(Goal): Repeat each of the following rows word for word, and leave out the pictures.

(Items):
___

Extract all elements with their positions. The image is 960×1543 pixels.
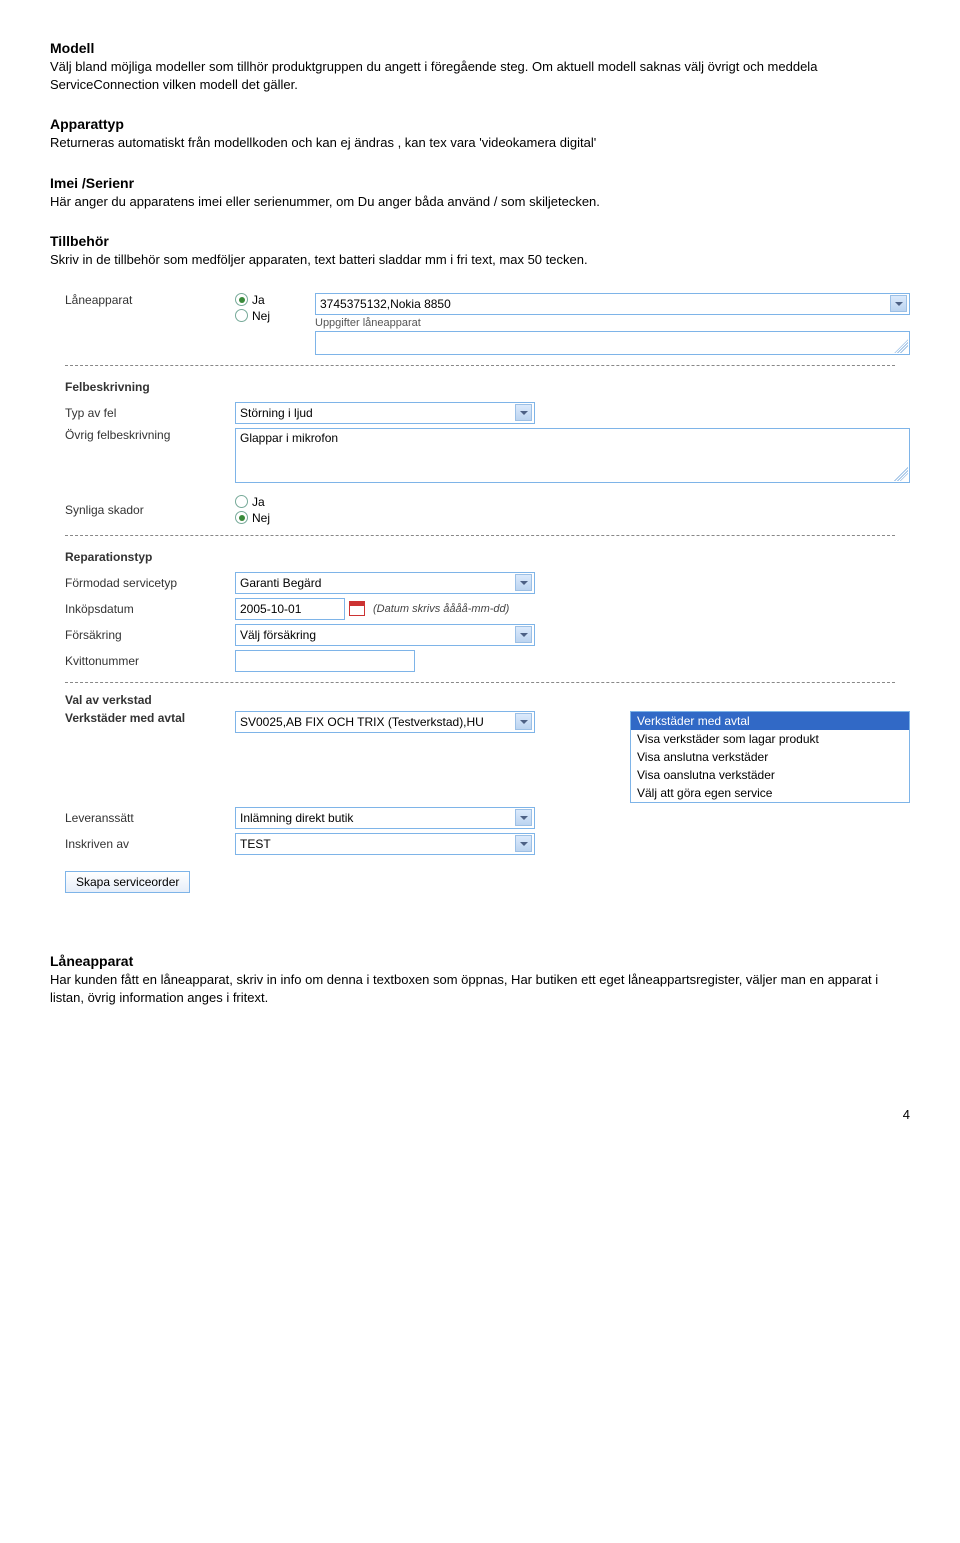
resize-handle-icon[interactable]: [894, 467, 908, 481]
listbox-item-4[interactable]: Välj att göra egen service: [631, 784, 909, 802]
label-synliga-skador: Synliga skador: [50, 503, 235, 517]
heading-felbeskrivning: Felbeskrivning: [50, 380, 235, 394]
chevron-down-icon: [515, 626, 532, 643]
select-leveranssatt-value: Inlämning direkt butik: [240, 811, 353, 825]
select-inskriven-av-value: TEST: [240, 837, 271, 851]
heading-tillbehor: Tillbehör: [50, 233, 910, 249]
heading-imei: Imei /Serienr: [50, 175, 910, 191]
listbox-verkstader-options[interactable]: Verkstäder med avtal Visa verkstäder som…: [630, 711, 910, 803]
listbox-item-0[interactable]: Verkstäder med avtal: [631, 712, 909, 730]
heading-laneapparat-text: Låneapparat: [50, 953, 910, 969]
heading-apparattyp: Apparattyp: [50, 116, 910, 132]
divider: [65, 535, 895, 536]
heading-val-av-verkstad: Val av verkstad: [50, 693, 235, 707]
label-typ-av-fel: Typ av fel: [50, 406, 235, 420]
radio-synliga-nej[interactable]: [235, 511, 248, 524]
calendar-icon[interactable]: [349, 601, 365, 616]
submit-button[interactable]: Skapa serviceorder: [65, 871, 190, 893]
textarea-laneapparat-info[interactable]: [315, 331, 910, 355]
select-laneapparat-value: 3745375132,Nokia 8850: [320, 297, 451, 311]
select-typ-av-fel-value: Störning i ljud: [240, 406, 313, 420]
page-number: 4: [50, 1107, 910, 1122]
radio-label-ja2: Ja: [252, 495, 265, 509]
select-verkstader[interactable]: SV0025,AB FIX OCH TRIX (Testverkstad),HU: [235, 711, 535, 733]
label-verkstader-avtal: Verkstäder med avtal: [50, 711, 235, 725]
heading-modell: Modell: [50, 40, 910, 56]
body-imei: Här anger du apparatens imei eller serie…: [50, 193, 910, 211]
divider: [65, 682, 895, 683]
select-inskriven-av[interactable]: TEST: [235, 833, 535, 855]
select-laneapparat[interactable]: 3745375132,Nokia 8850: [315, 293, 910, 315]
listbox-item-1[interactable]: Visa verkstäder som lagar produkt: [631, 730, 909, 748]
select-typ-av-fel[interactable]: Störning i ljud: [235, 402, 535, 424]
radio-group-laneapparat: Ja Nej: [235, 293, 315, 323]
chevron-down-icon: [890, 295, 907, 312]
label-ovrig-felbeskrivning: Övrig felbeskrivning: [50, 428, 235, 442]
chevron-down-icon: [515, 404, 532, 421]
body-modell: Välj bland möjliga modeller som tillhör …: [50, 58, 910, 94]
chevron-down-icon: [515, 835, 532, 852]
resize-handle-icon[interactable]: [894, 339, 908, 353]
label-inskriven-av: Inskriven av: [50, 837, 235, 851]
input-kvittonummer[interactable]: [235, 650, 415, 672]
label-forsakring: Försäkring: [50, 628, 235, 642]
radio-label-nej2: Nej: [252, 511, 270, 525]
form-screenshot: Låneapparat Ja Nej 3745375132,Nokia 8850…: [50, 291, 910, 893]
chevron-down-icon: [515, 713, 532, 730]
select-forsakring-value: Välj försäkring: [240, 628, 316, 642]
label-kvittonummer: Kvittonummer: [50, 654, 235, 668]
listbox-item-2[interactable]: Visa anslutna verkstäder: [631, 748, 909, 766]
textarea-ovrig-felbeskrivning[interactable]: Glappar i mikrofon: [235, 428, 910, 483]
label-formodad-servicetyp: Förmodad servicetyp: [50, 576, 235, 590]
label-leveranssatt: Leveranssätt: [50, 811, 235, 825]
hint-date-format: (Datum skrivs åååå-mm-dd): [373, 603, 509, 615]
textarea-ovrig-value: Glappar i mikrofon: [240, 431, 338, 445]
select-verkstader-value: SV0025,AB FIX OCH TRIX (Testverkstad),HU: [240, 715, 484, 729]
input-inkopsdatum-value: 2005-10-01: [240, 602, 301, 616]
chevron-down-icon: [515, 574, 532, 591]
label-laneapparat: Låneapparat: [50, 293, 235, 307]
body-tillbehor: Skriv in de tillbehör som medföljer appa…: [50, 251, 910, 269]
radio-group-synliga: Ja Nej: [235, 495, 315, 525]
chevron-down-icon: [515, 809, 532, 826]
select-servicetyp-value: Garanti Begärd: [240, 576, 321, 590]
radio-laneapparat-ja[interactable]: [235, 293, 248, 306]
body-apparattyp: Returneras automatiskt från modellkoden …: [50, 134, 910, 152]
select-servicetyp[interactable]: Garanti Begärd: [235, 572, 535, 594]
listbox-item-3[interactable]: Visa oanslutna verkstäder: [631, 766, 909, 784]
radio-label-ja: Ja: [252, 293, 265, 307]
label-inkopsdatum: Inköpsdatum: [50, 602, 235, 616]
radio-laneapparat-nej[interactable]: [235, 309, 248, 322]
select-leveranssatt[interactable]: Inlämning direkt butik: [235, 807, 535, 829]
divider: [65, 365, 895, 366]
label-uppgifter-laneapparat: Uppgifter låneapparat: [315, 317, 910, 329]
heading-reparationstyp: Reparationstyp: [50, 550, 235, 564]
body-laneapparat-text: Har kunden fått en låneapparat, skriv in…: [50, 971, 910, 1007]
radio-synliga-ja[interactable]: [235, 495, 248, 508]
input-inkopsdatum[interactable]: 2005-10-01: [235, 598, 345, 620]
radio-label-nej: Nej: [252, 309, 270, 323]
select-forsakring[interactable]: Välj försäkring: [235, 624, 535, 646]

___

(Response to this task):
Extract all elements with their positions. The image is 960×1543 pixels.
resize-handle-icon[interactable]: [894, 467, 908, 481]
listbox-item-4[interactable]: Välj att göra egen service: [631, 784, 909, 802]
label-synliga-skador: Synliga skador: [50, 503, 235, 517]
heading-felbeskrivning: Felbeskrivning: [50, 380, 235, 394]
chevron-down-icon: [515, 626, 532, 643]
select-leveranssatt-value: Inlämning direkt butik: [240, 811, 353, 825]
select-inskriven-av-value: TEST: [240, 837, 271, 851]
heading-tillbehor: Tillbehör: [50, 233, 910, 249]
heading-imei: Imei /Serienr: [50, 175, 910, 191]
listbox-verkstader-options[interactable]: Verkstäder med avtal Visa verkstäder som…: [630, 711, 910, 803]
listbox-item-0[interactable]: Verkstäder med avtal: [631, 712, 909, 730]
heading-laneapparat-text: Låneapparat: [50, 953, 910, 969]
heading-apparattyp: Apparattyp: [50, 116, 910, 132]
divider: [65, 535, 895, 536]
heading-val-av-verkstad: Val av verkstad: [50, 693, 235, 707]
label-typ-av-fel: Typ av fel: [50, 406, 235, 420]
radio-synliga-nej[interactable]: [235, 511, 248, 524]
calendar-icon[interactable]: [349, 601, 365, 616]
submit-button[interactable]: Skapa serviceorder: [65, 871, 190, 893]
textarea-laneapparat-info[interactable]: [315, 331, 910, 355]
select-laneapparat-value: 3745375132,Nokia 8850: [320, 297, 451, 311]
select-typ-av-fel-value: Störning i ljud: [240, 406, 313, 420]
page-number: 4: [50, 1107, 910, 1122]
radio-label-ja2: Ja: [252, 495, 265, 509]
select-verkstader[interactable]: SV0025,AB FIX OCH TRIX (Testverkstad),HU: [235, 711, 535, 733]
label-verkstader-avtal: Verkstäder med avtal: [50, 711, 235, 725]
heading-modell: Modell: [50, 40, 910, 56]
body-imei: Här anger du apparatens imei eller serie…: [50, 193, 910, 211]
divider: [65, 682, 895, 683]
select-inskriven-av[interactable]: TEST: [235, 833, 535, 855]
select-laneapparat[interactable]: 3745375132,Nokia 8850: [315, 293, 910, 315]
listbox-item-1[interactable]: Visa verkstäder som lagar produkt: [631, 730, 909, 748]
select-typ-av-fel[interactable]: Störning i ljud: [235, 402, 535, 424]
radio-group-laneapparat: Ja Nej: [235, 293, 315, 323]
chevron-down-icon: [890, 295, 907, 312]
label-ovrig-felbeskrivning: Övrig felbeskrivning: [50, 428, 235, 442]
chevron-down-icon: [515, 404, 532, 421]
body-modell: Välj bland möjliga modeller som tillhör …: [50, 58, 910, 94]
chevron-down-icon: [515, 835, 532, 852]
resize-handle-icon[interactable]: [894, 339, 908, 353]
label-inskriven-av: Inskriven av: [50, 837, 235, 851]
input-kvittonummer[interactable]: [235, 650, 415, 672]
label-forsakring: Försäkring: [50, 628, 235, 642]
radio-label-nej2: Nej: [252, 511, 270, 525]
form-screenshot: Låneapparat Ja Nej 3745375132,Nokia 8850…: [50, 291, 910, 893]
chevron-down-icon: [515, 713, 532, 730]
select-forsakring-value: Välj försäkring: [240, 628, 316, 642]
label-kvittonummer: Kvittonummer: [50, 654, 235, 668]
listbox-item-2[interactable]: Visa anslutna verkstäder: [631, 748, 909, 766]
textarea-ovrig-felbeskrivning[interactable]: Glappar i mikrofon: [235, 428, 910, 483]
label-formodad-servicetyp: Förmodad servicetyp: [50, 576, 235, 590]
label-leveranssatt: Leveranssätt: [50, 811, 235, 825]
hint-date-format: (Datum skrivs åååå-mm-dd): [373, 603, 509, 615]
textarea-ovrig-value: Glappar i mikrofon: [240, 431, 338, 445]
select-verkstader-value: SV0025,AB FIX OCH TRIX (Testverkstad),HU: [240, 715, 484, 729]
input-inkopsdatum-value: 2005-10-01: [240, 602, 301, 616]
chevron-down-icon: [515, 574, 532, 591]
label-laneapparat: Låneapparat: [50, 293, 235, 307]
body-tillbehor: Skriv in de tillbehör som medföljer appa…: [50, 251, 910, 269]
radio-group-synliga: Ja Nej: [235, 495, 315, 525]
chevron-down-icon: [515, 809, 532, 826]
select-servicetyp-value: Garanti Begärd: [240, 576, 321, 590]
radio-laneapparat-ja[interactable]: [235, 293, 248, 306]
body-apparattyp: Returneras automatiskt från modellkoden …: [50, 134, 910, 152]
select-servicetyp[interactable]: Garanti Begärd: [235, 572, 535, 594]
listbox-item-3[interactable]: Visa oanslutna verkstäder: [631, 766, 909, 784]
radio-label-ja: Ja: [252, 293, 265, 307]
label-inkopsdatum: Inköpsdatum: [50, 602, 235, 616]
radio-laneapparat-nej[interactable]: [235, 309, 248, 322]
select-leveranssatt[interactable]: Inlämning direkt butik: [235, 807, 535, 829]
divider: [65, 365, 895, 366]
label-uppgifter-laneapparat: Uppgifter låneapparat: [315, 317, 910, 329]
heading-reparationstyp: Reparationstyp: [50, 550, 235, 564]
body-laneapparat-text: Har kunden fått en låneapparat, skriv in…: [50, 971, 910, 1007]
radio-synliga-ja[interactable]: [235, 495, 248, 508]
input-inkopsdatum[interactable]: 2005-10-01: [235, 598, 345, 620]
radio-label-nej: Nej: [252, 309, 270, 323]
select-forsakring[interactable]: Välj försäkring: [235, 624, 535, 646]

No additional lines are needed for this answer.